**Goal of the exercise:**
Pick out all lines with the word "bone" from the records that follow.

**Available records:**
########################################

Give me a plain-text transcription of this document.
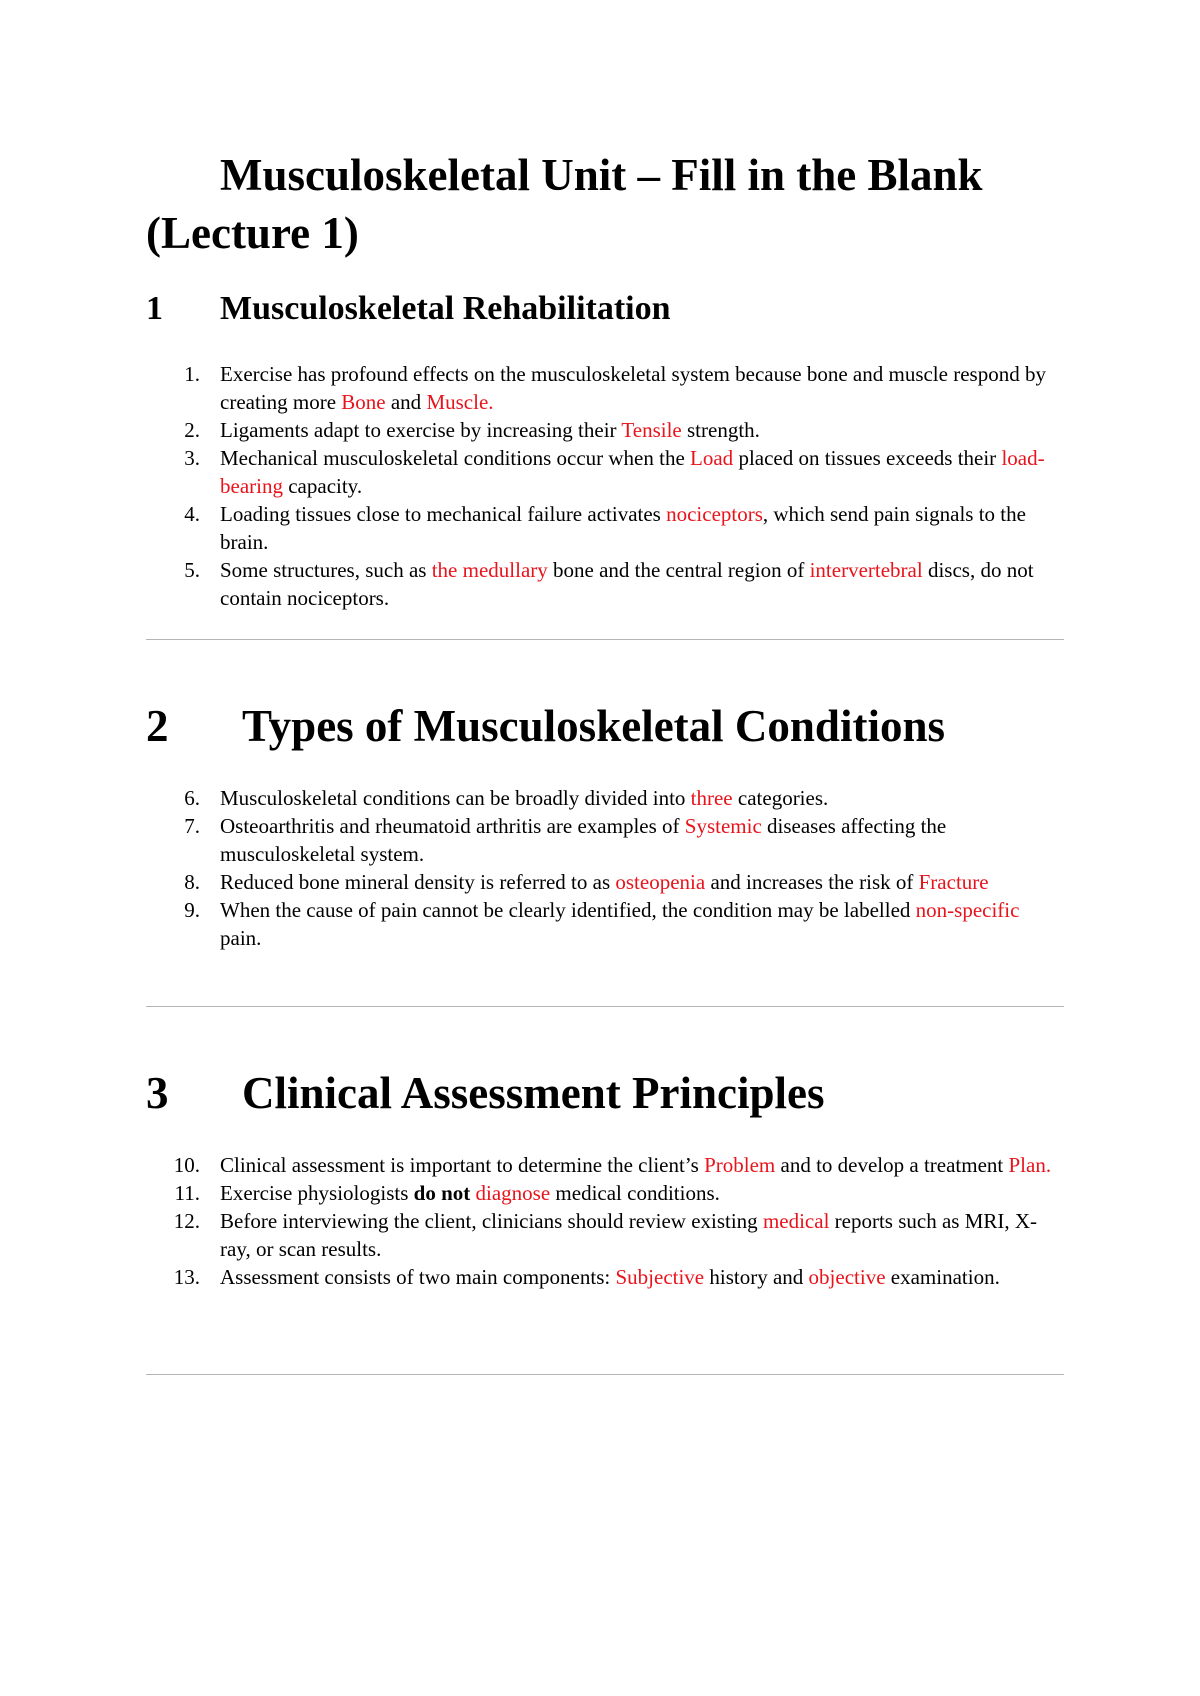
Musculoskeletal Unit – Fill in the Blank (Lecture 1)
1 Musculoskeletal Rehabilitation
1. Exercise has profound effects on the musculoskeletal system because bone and muscle respond by creating more Bone and Muscle.
2. Ligaments adapt to exercise by increasing their Tensile strength.
3. Mechanical musculoskeletal conditions occur when the Load placed on tissues exceeds their load-bearing capacity.
4. Loading tissues close to mechanical failure activates nociceptors, which send pain signals to the brain.
5. Some structures, such as the medullary bone and the central region of intervertebral discs, do not contain nociceptors.
2 Types of Musculoskeletal Conditions
6. Musculoskeletal conditions can be broadly divided into three categories.
7. Osteoarthritis and rheumatoid arthritis are examples of Systemic diseases affecting the musculoskeletal system.
8. Reduced bone mineral density is referred to as osteopenia and increases the risk of Fracture
9. When the cause of pain cannot be clearly identified, the condition may be labelled non-specific pain.
3 Clinical Assessment Principles
10. Clinical assessment is important to determine the client’s Problem and to develop a treatment Plan.
11. Exercise physiologists do not diagnose medical conditions.
12. Before interviewing the client, clinicians should review existing medical reports such as MRI, X-ray, or scan results.
13. Assessment consists of two main components: Subjective history and objective examination.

########################################

**Exercise response:**
1. Exercise has profound effects on the musculoskeletal system because bone and muscle respond by creating more Bone and Muscle.
5. Some structures, such as the medullary bone and the central region of intervertebral discs, do not contain nociceptors.
8. Reduced bone mineral density is referred to as osteopenia and increases the risk of Fracture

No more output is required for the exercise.